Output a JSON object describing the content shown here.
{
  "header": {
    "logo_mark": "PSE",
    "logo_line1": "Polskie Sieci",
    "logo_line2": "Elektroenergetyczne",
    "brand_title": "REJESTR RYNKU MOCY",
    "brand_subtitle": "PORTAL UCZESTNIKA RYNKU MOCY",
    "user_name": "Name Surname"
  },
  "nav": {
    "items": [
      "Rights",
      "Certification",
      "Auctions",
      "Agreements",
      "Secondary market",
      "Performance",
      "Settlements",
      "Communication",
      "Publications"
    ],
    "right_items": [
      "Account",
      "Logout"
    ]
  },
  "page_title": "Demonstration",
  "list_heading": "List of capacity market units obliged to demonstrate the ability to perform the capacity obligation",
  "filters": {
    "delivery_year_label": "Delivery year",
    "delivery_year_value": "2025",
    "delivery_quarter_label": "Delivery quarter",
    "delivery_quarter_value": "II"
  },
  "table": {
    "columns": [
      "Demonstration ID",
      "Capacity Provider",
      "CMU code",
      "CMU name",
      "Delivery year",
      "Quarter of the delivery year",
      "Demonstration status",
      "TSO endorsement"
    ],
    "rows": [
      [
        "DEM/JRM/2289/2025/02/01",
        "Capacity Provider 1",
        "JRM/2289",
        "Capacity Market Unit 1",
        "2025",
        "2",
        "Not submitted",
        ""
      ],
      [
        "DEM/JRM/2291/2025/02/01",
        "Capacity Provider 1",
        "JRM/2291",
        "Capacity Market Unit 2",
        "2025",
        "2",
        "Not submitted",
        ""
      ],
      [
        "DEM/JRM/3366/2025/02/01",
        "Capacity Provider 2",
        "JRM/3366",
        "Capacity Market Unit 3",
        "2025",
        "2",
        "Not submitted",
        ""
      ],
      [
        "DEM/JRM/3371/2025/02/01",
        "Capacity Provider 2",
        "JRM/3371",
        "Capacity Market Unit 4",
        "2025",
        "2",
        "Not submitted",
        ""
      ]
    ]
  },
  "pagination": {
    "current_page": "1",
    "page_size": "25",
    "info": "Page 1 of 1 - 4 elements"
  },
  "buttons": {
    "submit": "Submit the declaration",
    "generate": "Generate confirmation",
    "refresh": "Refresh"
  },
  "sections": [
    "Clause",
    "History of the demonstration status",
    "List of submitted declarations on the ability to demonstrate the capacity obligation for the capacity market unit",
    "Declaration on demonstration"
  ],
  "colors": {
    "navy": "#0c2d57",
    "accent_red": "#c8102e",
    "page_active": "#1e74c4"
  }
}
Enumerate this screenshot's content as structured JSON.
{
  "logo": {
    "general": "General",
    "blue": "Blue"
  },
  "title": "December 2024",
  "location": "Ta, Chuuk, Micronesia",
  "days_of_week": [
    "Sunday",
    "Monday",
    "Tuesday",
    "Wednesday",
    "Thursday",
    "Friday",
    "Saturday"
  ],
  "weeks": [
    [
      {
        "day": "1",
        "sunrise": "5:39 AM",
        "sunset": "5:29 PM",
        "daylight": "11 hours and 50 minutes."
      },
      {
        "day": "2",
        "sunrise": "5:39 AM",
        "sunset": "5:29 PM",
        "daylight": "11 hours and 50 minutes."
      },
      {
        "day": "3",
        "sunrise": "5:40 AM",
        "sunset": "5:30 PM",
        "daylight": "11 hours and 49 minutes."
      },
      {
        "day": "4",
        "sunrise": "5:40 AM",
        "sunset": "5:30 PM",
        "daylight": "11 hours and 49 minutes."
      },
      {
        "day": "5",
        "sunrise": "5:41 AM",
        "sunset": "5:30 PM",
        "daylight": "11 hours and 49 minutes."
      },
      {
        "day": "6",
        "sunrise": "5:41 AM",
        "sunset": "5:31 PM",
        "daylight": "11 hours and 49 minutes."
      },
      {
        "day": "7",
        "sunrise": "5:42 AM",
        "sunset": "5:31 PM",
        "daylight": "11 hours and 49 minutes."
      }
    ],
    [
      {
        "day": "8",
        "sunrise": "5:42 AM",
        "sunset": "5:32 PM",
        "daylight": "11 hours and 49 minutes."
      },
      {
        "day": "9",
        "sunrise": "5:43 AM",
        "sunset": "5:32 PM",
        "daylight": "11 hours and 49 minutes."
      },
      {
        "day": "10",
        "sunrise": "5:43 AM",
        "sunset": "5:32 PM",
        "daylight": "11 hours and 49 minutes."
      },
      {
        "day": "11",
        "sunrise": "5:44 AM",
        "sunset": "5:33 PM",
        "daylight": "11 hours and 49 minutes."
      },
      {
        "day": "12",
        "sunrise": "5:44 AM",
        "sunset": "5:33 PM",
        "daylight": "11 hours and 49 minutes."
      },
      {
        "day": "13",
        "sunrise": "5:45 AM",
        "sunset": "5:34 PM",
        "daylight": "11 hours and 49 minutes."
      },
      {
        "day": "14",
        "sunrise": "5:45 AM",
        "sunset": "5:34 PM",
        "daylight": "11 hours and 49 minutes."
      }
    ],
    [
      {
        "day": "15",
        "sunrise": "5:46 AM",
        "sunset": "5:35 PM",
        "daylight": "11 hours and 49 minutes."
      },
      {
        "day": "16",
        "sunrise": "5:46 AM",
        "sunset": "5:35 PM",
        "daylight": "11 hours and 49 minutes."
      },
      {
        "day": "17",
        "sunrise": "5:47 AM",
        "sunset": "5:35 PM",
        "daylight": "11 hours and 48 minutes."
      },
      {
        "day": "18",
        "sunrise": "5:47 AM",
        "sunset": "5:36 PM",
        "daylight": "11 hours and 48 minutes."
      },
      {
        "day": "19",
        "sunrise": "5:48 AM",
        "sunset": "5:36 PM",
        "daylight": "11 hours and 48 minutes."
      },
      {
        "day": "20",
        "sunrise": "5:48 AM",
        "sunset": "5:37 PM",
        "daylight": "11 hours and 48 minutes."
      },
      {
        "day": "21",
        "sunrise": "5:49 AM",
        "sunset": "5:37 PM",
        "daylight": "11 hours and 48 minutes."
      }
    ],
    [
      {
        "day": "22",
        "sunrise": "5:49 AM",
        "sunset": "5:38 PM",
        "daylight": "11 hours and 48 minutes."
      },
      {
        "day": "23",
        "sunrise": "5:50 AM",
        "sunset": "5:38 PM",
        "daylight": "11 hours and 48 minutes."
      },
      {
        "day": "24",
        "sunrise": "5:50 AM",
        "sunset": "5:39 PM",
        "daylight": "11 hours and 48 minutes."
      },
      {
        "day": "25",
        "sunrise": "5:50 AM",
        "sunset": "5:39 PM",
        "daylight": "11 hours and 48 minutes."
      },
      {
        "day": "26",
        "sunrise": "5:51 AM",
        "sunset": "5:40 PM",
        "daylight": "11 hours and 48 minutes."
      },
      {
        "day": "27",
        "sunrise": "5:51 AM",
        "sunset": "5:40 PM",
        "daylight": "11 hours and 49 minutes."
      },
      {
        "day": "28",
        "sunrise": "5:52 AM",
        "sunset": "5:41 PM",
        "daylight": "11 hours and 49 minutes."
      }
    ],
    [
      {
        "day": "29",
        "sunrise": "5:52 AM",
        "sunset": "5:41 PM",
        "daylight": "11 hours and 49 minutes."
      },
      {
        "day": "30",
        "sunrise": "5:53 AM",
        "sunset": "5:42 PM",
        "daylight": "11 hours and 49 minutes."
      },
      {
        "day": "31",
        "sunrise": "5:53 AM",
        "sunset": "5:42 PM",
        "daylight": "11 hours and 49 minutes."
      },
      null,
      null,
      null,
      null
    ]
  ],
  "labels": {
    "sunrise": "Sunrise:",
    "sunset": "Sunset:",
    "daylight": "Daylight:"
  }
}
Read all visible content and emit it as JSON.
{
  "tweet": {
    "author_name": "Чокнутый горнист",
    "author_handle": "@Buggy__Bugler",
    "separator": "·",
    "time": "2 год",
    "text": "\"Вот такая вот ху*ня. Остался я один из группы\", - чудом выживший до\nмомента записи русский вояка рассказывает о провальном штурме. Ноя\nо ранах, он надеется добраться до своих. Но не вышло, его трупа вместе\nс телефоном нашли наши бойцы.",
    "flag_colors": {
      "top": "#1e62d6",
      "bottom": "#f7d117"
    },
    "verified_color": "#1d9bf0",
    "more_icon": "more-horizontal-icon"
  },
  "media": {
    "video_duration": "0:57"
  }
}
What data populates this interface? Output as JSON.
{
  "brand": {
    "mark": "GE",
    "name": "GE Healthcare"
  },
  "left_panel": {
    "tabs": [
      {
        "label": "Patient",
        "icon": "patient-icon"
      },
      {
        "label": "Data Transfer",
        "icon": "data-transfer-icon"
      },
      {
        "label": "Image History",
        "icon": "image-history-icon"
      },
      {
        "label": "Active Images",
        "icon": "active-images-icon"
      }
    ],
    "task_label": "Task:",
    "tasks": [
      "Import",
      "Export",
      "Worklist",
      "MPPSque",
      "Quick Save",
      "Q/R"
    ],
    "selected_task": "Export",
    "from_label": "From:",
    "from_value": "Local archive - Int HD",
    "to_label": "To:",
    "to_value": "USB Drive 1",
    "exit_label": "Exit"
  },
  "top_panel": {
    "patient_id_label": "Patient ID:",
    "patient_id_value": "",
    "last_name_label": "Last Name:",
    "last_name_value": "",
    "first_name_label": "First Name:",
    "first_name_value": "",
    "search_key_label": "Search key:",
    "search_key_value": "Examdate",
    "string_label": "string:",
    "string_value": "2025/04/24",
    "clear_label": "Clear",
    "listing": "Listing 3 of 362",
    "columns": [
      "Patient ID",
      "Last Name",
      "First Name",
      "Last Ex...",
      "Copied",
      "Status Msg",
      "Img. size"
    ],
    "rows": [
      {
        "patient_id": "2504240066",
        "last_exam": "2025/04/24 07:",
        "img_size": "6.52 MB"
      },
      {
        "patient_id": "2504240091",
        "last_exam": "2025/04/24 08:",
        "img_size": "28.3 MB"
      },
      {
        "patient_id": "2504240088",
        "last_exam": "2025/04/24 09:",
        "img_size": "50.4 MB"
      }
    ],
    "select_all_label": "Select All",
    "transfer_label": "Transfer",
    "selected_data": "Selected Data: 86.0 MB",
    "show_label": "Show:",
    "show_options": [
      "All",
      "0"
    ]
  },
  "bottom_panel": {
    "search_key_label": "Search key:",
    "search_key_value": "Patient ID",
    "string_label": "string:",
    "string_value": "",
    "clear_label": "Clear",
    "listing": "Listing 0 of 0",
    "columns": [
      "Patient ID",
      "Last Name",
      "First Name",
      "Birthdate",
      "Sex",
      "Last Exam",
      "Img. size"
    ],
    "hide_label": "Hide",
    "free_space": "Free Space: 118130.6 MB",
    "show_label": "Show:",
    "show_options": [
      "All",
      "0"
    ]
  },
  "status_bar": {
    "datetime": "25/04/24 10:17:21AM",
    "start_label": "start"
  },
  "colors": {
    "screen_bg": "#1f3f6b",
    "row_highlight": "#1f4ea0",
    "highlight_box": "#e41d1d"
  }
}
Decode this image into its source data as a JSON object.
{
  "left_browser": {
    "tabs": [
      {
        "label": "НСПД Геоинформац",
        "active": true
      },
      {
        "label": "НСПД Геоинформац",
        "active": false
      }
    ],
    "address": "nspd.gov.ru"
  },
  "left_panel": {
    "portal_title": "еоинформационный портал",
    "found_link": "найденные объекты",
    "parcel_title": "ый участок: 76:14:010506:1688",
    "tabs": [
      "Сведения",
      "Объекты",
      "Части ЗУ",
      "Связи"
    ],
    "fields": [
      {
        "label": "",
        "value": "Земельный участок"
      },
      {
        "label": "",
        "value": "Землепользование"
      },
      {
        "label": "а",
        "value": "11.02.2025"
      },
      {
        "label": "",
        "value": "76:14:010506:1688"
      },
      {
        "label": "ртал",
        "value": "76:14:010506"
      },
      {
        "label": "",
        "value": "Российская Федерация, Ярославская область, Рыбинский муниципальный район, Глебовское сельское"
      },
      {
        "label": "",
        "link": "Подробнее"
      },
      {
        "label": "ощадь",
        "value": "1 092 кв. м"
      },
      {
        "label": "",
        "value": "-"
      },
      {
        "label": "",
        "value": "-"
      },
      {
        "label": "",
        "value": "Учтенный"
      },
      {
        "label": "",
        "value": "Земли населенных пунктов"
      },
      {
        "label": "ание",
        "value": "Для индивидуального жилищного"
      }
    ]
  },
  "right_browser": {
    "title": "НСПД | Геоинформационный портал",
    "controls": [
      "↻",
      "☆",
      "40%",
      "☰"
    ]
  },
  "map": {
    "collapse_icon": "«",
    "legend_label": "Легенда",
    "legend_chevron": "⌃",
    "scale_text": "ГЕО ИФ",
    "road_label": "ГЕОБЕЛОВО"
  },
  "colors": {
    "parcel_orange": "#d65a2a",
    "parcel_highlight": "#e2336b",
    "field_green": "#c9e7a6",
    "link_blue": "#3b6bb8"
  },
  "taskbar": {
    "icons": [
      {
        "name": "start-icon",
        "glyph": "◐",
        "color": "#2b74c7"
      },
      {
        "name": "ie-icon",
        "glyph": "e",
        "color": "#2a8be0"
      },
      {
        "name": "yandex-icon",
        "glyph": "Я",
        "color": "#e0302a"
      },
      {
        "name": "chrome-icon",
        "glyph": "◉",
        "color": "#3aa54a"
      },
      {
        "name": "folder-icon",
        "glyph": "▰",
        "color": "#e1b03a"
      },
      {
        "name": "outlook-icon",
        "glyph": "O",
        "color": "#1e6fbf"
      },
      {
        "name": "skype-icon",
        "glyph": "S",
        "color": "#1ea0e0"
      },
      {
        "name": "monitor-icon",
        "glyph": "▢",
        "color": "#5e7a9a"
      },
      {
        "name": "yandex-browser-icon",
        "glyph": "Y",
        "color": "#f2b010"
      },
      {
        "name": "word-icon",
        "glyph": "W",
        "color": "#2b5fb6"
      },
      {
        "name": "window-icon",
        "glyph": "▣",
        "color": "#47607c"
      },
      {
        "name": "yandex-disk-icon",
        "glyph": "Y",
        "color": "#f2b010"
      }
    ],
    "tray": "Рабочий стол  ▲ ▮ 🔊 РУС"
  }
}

Instructions for the task: From the listing, copy every line where the string "object" appears.

Correct output:
Output a JSON object describing the content shown here.
Decode this image into its source data as a JSON object.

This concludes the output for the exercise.